╔══
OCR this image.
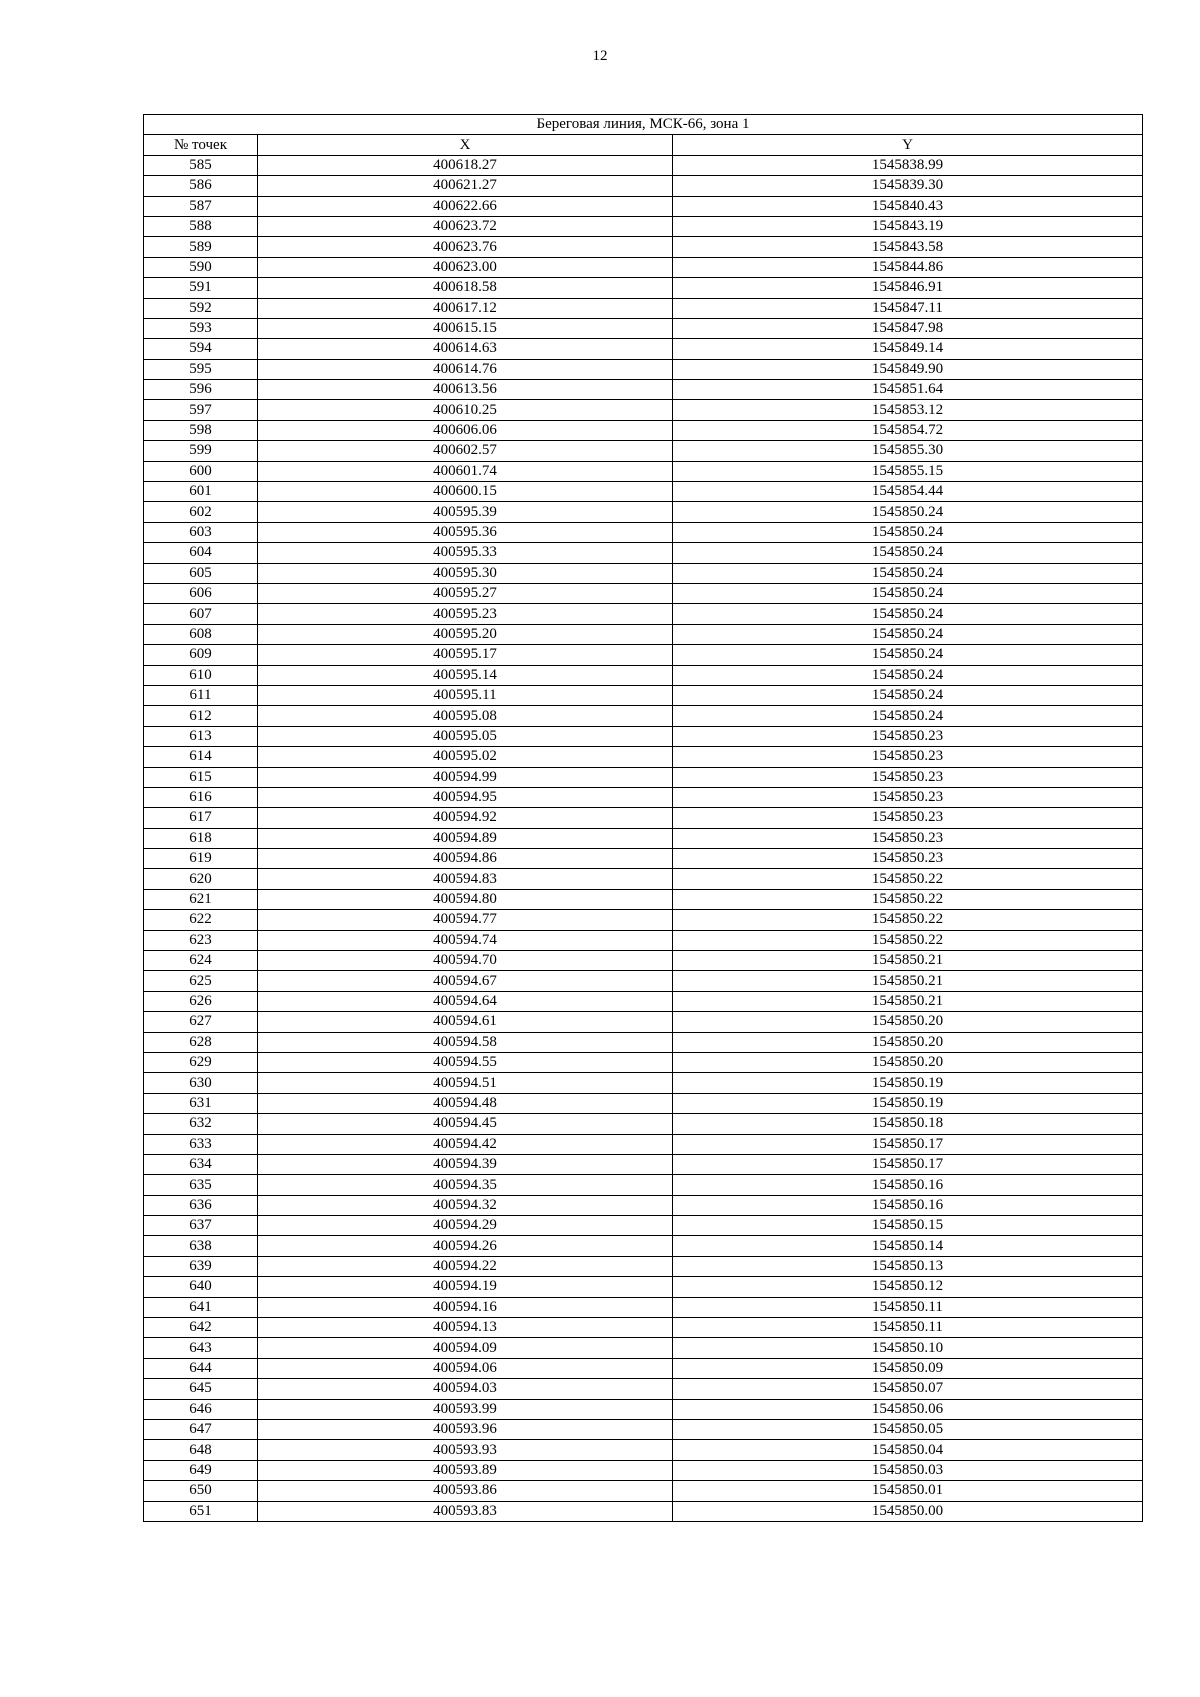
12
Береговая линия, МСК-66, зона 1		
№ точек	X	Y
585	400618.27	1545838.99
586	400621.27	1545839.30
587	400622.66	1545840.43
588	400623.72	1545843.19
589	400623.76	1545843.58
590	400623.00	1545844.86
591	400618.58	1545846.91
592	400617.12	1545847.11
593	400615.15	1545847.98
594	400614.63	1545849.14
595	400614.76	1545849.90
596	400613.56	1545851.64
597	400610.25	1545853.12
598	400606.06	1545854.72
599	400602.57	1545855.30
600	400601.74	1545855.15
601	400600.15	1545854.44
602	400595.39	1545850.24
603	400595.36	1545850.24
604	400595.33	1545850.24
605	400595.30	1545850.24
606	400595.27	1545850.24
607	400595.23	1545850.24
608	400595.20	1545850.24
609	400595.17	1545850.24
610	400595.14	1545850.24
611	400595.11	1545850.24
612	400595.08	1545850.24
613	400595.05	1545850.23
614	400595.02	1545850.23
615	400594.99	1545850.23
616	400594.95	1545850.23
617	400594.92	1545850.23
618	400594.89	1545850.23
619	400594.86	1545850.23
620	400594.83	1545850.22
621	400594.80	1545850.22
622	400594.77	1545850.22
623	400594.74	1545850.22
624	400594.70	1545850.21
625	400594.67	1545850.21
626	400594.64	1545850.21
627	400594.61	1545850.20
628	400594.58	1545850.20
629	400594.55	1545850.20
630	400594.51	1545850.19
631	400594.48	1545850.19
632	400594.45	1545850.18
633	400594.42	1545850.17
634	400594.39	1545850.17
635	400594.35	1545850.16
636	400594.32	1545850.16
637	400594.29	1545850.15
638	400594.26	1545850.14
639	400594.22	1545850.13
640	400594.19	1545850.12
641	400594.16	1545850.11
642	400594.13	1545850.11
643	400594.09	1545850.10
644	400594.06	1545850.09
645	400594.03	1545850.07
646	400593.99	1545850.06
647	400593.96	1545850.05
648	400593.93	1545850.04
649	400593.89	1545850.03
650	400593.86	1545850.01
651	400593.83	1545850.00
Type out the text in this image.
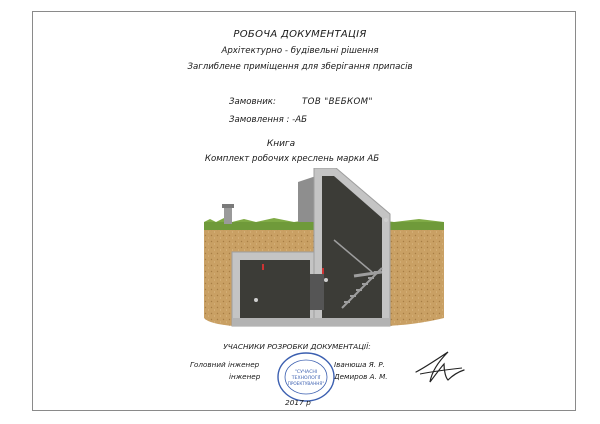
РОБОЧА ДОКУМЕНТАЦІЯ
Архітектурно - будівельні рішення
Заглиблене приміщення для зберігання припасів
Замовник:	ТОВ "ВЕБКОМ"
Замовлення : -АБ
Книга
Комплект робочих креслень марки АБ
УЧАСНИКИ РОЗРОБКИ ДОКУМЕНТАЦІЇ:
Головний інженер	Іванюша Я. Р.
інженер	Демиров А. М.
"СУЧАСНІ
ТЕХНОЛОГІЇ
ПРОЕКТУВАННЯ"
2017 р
╚══
→ **AIM**
Among the lines of the records above, count those holding the string "інженер", and report only the number.

→ **ANSWER BELOW**
2